<<<<

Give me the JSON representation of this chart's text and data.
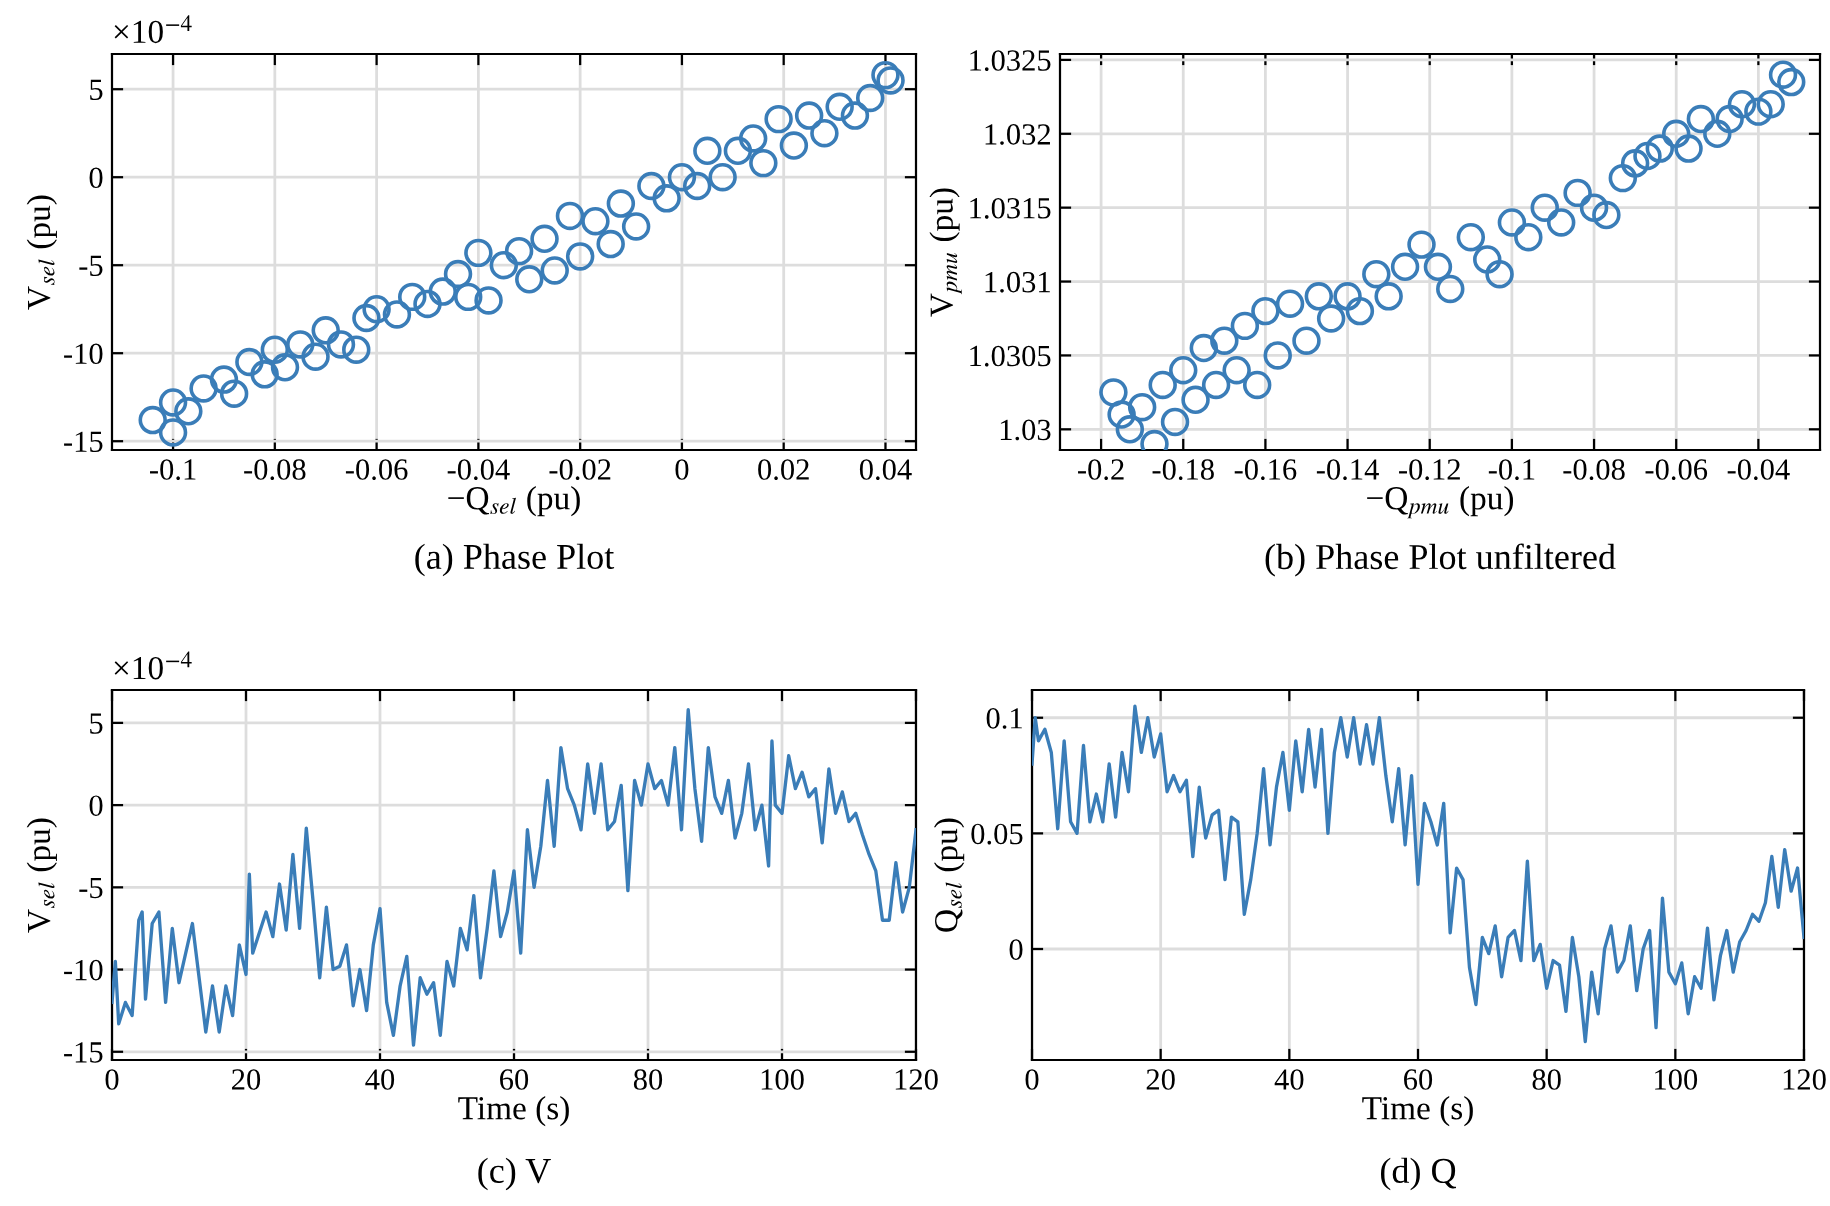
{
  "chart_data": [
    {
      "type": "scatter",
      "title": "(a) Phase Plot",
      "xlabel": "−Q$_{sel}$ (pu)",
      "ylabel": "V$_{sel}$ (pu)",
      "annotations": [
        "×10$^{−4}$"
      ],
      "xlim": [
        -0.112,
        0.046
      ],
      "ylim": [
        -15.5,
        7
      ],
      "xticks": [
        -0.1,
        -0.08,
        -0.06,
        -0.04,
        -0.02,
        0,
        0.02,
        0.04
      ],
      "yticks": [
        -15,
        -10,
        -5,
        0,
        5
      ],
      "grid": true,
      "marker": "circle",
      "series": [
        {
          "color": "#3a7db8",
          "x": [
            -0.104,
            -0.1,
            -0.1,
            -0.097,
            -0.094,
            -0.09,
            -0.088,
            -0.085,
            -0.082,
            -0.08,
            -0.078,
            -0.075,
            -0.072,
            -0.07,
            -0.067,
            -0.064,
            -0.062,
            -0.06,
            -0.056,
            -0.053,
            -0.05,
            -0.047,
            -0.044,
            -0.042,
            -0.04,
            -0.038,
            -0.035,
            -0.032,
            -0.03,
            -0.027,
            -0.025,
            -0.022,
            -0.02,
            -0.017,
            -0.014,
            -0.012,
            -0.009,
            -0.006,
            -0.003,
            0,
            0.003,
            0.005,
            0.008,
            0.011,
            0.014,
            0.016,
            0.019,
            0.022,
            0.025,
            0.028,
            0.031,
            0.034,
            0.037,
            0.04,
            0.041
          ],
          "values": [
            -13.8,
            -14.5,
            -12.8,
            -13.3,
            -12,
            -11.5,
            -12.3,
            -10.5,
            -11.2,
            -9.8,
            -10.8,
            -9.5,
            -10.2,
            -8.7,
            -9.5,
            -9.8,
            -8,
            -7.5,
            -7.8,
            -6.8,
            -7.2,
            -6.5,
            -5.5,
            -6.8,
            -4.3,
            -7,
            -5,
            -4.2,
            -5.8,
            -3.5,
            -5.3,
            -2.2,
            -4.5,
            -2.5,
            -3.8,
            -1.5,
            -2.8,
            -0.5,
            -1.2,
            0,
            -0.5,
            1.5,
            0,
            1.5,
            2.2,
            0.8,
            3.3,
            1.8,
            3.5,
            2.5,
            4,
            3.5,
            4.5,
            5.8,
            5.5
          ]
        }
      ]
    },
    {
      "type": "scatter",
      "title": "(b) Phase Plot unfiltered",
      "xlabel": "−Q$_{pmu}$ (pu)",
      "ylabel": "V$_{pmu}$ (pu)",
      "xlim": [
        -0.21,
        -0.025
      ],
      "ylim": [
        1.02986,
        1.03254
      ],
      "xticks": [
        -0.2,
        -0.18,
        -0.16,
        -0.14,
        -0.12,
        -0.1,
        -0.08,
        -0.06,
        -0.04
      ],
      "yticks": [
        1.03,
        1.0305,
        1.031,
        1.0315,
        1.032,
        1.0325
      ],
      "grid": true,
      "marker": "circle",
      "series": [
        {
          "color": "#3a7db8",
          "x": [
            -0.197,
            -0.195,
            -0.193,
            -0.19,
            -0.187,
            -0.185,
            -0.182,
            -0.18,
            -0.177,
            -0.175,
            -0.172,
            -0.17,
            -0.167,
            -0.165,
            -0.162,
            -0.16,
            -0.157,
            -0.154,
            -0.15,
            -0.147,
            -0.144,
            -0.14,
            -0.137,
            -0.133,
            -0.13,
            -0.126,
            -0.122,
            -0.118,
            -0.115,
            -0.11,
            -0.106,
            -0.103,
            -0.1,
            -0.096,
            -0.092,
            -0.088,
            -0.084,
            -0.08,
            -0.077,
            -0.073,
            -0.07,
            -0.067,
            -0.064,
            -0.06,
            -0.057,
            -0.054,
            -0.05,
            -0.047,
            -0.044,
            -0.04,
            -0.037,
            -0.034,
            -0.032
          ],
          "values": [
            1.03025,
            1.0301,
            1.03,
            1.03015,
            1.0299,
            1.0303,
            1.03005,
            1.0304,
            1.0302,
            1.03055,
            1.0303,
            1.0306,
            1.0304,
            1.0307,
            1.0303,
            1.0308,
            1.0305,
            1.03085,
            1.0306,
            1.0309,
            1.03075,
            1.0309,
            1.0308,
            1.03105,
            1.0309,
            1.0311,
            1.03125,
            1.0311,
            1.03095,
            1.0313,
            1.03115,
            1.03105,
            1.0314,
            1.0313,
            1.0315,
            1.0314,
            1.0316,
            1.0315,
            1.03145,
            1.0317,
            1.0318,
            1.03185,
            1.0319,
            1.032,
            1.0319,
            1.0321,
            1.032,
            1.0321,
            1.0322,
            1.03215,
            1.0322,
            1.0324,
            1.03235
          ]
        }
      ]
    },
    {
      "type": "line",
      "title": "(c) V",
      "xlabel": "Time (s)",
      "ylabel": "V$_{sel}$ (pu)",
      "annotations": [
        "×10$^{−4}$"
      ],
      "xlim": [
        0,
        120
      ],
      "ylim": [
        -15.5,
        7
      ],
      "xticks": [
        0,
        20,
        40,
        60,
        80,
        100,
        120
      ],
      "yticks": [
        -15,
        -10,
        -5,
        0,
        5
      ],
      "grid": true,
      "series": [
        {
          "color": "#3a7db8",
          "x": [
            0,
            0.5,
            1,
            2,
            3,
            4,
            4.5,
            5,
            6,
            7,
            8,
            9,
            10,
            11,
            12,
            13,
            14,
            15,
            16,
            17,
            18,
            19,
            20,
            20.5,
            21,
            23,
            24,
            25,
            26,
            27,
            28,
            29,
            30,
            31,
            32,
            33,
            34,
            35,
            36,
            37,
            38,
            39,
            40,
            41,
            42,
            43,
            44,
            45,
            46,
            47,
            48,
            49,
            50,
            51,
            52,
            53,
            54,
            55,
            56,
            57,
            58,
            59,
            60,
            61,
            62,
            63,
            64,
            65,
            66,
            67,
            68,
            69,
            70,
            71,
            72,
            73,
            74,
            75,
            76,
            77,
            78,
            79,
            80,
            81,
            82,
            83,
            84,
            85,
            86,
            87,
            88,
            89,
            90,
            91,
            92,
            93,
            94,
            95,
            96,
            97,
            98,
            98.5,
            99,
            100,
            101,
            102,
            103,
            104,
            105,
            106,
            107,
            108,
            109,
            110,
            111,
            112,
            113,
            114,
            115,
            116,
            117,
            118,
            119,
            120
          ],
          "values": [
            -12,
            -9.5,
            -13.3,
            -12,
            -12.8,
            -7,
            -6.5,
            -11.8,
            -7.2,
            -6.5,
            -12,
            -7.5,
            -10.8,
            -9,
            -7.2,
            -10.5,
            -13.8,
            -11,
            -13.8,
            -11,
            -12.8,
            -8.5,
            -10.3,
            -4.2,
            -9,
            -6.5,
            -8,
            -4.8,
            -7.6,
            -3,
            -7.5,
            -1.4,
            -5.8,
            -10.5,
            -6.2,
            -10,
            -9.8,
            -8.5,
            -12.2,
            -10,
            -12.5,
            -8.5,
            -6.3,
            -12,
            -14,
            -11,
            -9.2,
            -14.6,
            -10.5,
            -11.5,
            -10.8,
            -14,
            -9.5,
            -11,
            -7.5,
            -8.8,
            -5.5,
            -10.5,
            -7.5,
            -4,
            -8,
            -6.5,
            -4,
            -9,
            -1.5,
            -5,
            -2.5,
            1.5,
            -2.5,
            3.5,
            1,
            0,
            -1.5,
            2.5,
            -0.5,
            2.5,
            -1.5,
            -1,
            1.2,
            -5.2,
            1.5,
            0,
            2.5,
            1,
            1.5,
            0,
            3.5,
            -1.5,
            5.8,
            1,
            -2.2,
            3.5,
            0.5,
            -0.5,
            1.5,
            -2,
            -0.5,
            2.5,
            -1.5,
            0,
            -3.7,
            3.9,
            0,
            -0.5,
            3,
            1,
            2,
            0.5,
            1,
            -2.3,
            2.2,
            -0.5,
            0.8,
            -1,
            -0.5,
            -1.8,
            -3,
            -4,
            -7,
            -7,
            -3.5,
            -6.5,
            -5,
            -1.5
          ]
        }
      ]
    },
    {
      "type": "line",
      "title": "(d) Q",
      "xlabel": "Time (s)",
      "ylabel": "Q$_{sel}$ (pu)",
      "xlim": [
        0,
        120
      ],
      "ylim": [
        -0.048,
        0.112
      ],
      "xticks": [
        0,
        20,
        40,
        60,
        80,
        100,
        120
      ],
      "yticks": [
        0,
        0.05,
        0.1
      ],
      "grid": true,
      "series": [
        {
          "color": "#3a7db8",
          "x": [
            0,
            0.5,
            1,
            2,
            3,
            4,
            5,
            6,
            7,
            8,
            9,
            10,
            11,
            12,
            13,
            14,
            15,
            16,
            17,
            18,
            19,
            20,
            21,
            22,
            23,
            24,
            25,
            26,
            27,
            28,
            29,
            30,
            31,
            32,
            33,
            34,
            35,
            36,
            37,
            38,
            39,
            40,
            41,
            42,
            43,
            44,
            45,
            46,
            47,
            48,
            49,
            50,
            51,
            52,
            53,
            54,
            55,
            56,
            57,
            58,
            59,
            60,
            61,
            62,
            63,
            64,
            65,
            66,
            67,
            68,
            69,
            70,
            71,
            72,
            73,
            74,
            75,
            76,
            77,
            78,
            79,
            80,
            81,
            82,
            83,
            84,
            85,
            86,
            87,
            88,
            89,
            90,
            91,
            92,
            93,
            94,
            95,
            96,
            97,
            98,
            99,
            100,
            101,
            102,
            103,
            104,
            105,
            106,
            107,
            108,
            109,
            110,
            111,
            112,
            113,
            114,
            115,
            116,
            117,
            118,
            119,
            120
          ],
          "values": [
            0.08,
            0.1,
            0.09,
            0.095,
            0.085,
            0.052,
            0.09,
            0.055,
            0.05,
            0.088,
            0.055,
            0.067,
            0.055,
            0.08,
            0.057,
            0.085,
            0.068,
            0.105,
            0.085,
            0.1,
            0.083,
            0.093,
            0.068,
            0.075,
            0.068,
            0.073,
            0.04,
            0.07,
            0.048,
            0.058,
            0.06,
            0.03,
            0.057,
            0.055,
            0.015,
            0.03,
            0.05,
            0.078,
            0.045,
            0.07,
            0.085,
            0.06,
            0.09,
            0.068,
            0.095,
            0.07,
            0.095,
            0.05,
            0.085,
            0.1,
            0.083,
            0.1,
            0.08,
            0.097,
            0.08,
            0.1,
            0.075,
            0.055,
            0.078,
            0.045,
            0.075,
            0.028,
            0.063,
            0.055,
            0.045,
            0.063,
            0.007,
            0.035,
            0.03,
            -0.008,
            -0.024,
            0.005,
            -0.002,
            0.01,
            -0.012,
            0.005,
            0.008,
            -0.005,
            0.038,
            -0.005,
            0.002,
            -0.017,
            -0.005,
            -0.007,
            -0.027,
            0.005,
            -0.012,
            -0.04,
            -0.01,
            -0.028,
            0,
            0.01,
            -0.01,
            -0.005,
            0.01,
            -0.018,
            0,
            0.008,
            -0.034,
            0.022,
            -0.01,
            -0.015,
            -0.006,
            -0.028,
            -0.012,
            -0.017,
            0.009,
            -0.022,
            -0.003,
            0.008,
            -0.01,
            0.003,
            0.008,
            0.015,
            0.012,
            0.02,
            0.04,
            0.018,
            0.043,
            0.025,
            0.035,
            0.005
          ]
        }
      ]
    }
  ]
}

>>>>
<<<<

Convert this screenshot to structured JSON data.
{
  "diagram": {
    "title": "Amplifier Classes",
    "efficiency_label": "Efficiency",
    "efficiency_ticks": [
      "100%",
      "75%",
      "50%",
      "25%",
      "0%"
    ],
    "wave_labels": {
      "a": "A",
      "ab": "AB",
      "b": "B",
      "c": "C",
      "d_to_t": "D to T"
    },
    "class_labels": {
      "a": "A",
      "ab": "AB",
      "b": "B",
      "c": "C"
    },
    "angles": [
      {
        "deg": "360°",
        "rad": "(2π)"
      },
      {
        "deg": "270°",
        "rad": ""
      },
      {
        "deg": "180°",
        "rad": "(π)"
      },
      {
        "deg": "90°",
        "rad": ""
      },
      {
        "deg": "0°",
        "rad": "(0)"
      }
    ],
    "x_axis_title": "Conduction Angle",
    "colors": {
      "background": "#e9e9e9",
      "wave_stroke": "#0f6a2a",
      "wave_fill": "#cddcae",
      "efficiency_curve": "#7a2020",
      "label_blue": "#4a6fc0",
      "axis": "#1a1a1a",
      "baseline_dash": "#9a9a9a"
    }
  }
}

>>>>
<<<<

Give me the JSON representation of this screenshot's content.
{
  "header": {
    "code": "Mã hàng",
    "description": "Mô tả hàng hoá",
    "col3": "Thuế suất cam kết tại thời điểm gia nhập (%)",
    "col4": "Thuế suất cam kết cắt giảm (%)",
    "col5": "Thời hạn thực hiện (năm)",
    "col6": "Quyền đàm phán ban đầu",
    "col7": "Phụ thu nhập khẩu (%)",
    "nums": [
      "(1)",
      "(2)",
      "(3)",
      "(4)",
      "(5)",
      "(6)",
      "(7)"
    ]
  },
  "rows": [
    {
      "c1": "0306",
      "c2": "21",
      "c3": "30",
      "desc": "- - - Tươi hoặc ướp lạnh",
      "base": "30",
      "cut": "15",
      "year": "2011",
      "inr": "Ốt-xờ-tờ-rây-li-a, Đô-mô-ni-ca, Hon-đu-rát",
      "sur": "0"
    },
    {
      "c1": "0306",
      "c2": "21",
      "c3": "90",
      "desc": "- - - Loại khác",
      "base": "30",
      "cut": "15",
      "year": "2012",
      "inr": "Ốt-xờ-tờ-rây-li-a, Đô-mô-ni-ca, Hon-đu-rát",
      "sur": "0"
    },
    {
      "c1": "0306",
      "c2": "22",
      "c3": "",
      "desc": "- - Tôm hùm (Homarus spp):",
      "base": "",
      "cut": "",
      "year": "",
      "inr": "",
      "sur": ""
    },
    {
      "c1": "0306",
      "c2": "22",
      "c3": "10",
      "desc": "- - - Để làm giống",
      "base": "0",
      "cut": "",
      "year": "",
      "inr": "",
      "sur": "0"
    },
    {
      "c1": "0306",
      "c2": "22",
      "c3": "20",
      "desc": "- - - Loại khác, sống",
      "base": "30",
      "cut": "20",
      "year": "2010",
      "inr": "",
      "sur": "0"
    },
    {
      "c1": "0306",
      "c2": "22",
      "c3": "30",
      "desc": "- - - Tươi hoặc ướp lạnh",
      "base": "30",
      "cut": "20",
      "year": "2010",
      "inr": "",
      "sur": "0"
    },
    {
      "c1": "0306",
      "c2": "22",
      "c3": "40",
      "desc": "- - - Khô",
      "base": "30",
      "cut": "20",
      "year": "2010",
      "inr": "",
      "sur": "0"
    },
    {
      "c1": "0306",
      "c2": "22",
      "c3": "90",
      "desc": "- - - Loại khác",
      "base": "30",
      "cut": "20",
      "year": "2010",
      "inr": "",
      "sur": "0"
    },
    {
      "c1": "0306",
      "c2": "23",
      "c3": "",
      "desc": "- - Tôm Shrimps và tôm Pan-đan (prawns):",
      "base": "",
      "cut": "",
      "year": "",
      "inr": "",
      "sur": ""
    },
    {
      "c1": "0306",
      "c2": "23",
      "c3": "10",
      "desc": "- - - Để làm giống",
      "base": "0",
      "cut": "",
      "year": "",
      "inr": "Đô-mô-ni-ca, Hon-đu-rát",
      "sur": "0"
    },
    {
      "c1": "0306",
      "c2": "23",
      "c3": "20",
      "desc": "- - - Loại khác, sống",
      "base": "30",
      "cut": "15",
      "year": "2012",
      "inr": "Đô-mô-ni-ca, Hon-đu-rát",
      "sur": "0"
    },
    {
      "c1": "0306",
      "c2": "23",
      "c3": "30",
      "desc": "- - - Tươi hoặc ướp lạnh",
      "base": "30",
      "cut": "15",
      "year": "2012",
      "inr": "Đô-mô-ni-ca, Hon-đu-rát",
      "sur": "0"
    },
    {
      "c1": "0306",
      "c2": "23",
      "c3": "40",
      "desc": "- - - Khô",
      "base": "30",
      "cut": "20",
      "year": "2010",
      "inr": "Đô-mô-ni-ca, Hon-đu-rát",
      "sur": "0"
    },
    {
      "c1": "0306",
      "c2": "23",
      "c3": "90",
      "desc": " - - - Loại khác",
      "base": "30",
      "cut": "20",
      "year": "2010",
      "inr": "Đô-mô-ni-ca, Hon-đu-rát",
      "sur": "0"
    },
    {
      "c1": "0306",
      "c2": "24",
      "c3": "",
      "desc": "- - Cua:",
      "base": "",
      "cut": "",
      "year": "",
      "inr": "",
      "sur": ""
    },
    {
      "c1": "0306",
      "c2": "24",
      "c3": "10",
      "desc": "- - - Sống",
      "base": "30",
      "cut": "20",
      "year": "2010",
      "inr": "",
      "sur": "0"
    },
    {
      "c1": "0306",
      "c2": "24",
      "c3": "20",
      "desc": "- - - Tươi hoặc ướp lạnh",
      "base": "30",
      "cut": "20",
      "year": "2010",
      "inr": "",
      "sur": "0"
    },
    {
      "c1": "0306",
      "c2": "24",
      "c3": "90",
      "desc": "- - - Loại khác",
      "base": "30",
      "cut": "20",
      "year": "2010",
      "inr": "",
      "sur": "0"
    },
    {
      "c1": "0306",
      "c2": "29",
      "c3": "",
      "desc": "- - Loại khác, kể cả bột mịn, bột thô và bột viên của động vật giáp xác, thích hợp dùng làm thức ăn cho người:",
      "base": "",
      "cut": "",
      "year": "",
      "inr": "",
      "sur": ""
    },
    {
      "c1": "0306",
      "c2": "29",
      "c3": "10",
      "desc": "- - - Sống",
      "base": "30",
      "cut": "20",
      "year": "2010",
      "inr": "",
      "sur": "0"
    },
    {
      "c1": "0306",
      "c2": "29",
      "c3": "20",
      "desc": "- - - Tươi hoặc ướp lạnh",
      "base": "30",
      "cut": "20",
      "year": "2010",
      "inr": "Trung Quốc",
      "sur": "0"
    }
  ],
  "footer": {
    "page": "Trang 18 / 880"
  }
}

>>>>

Task description
Tally the lines in this data that hold the word "Plot" and state only the count.

Response to this exercise
2